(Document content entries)
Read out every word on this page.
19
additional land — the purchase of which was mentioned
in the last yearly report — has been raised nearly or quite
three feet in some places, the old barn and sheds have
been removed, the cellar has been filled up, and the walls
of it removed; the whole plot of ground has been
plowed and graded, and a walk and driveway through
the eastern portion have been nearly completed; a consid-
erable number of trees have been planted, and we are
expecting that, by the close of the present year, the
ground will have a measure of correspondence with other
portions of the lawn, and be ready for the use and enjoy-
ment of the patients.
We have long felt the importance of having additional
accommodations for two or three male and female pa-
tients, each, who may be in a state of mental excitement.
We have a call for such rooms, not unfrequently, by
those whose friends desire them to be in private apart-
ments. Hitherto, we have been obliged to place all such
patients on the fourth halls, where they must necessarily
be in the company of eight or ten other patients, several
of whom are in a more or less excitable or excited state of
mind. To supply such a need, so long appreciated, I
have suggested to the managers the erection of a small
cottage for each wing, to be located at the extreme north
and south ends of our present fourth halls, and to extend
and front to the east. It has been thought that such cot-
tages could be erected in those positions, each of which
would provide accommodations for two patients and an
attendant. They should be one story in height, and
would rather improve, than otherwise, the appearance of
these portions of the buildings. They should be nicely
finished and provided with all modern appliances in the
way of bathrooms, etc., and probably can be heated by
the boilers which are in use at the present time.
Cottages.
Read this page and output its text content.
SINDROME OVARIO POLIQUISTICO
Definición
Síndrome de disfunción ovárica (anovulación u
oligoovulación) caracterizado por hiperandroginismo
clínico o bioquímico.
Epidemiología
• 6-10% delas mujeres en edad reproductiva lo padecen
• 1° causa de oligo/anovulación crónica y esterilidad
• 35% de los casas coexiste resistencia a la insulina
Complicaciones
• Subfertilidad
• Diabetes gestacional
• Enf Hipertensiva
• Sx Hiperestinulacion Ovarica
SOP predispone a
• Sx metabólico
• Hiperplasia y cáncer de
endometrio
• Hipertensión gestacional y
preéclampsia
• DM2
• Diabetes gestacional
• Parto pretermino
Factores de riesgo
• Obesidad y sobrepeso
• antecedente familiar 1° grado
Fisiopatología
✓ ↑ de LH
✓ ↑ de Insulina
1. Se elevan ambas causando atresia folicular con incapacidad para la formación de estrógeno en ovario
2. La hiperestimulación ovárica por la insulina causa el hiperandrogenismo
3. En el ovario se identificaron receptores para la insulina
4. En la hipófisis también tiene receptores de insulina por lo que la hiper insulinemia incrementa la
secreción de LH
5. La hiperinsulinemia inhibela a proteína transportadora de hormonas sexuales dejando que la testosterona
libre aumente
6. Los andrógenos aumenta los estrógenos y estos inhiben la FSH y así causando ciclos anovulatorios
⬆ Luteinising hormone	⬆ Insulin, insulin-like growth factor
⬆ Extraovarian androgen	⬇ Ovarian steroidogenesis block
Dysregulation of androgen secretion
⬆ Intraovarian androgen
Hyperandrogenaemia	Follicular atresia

— THE TASK —
Match on "para" and report each line of the data above that has it.

— RESPONSE TO THIS EXERCISE —
1. Se elevan ambas causando atresia folicular con incapacidad para la formación de estrógeno en ovario
3. En el ovario se identificaron receptores para la insulina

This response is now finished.